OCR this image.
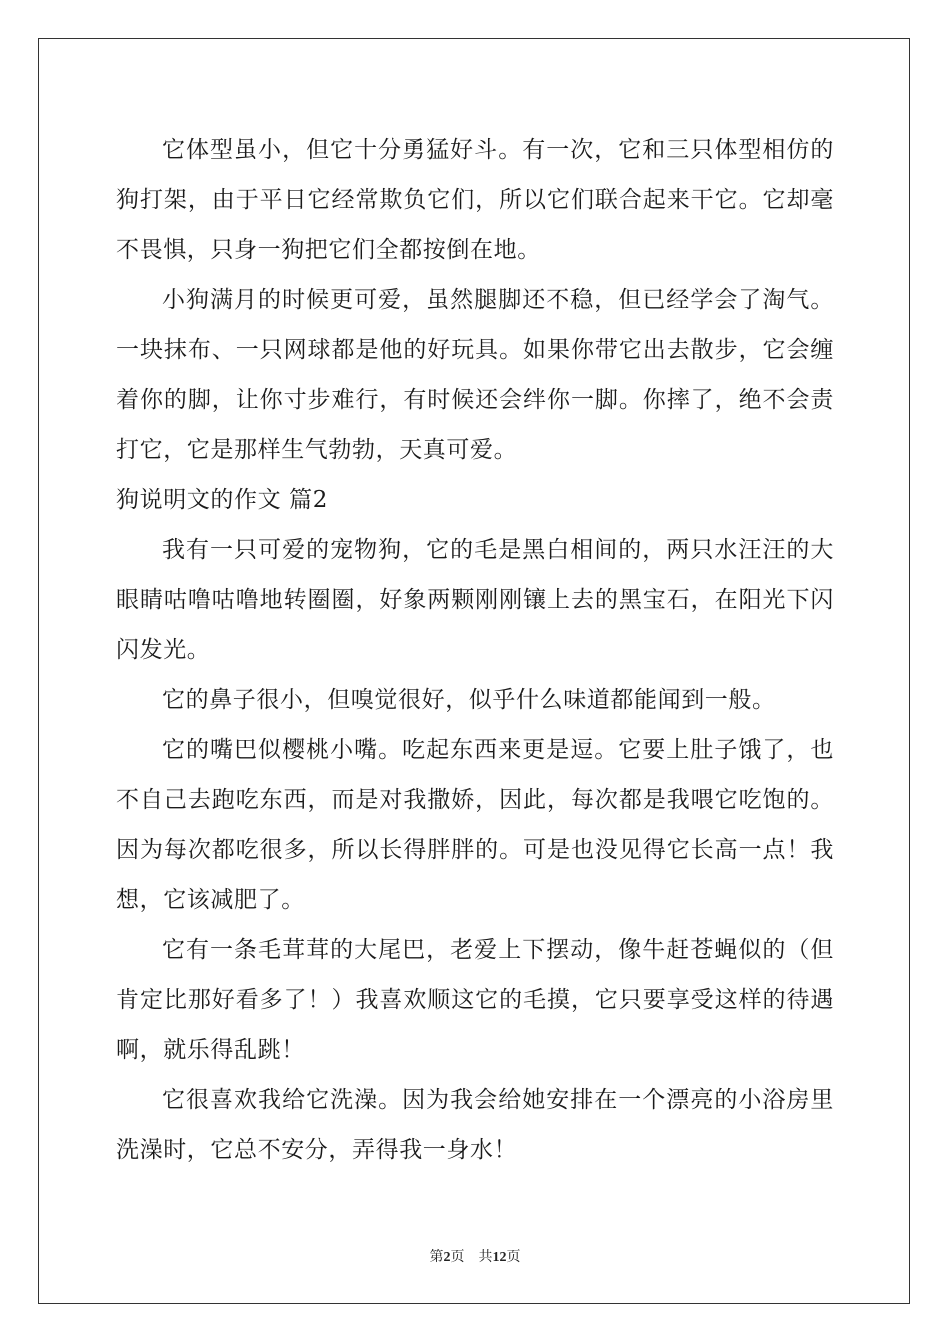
它体型虽小，但它十分勇猛好斗。有一次，它和三只体型相仿的狗打架，由于平日它经常欺负它们，所以它们联合起来干它。它却毫不畏惧，只身一狗把它们全都按倒在地。

小狗满月的时候更可爱，虽然腿脚还不稳，但已经学会了淘气。一块抹布、一只网球都是他的好玩具。如果你带它出去散步，它会缠着你的脚，让你寸步难行，有时候还会绊你一脚。你摔了，绝不会责打它，它是那样生气勃勃，天真可爱。

狗说明文的作文 篇2

我有一只可爱的宠物狗，它的毛是黑白相间的，两只水汪汪的大眼睛咕噜咕噜地转圈圈，好象两颗刚刚镶上去的黑宝石，在阳光下闪闪发光。

它的鼻子很小，但嗅觉很好，似乎什么味道都能闻到一般。

它的嘴巴似樱桃小嘴。吃起东西来更是逗。它要上肚子饿了，也不自己去跑吃东西，而是对我撒娇，因此，每次都是我喂它吃饱的。因为每次都吃很多，所以长得胖胖的。可是也没见得它长高一点！我想，它该减肥了。

它有一条毛茸茸的大尾巴，老爱上下摆动，像牛赶苍蝇似的（但肯定比那好看多了！）我喜欢顺这它的毛摸，它只要享受这样的待遇啊，就乐得乱跳！

它很喜欢我给它洗澡。因为我会给她安排在一个漂亮的小浴房里洗澡时，它总不安分，弄得我一身水！

第2页 共12页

- - - - -

Write out the listing above exactly as it stands, pictures excluded.

OCR this image.
它体型虽小，但它十分勇猛好斗。有一次，它和三只体型相仿的狗打架，由于平日它经常欺负它们，所以它们联合起来干它。它却毫不畏惧，只身一狗把它们全都按倒在地。

小狗满月的时候更可爱，虽然腿脚还不稳，但已经学会了淘气。一块抹布、一只网球都是他的好玩具。如果你带它出去散步，它会缠着你的脚，让你寸步难行，有时候还会绊你一脚。你摔了，绝不会责打它，它是那样生气勃勃，天真可爱。

狗说明文的作文 篇2

我有一只可爱的宠物狗，它的毛是黑白相间的，两只水汪汪的大眼睛咕噜咕噜地转圈圈，好象两颗刚刚镶上去的黑宝石，在阳光下闪闪发光。

它的鼻子很小，但嗅觉很好，似乎什么味道都能闻到一般。

它的嘴巴似樱桃小嘴。吃起东西来更是逗。它要上肚子饿了，也不自己去跑吃东西，而是对我撒娇，因此，每次都是我喂它吃饱的。因为每次都吃很多，所以长得胖胖的。可是也没见得它长高一点！我想，它该减肥了。

它有一条毛茸茸的大尾巴，老爱上下摆动，像牛赶苍蝇似的（但肯定比那好看多了！）我喜欢顺这它的毛摸，它只要享受这样的待遇啊，就乐得乱跳！

它很喜欢我给它洗澡。因为我会给她安排在一个漂亮的小浴房里洗澡时，它总不安分，弄得我一身水！

第2页 共12页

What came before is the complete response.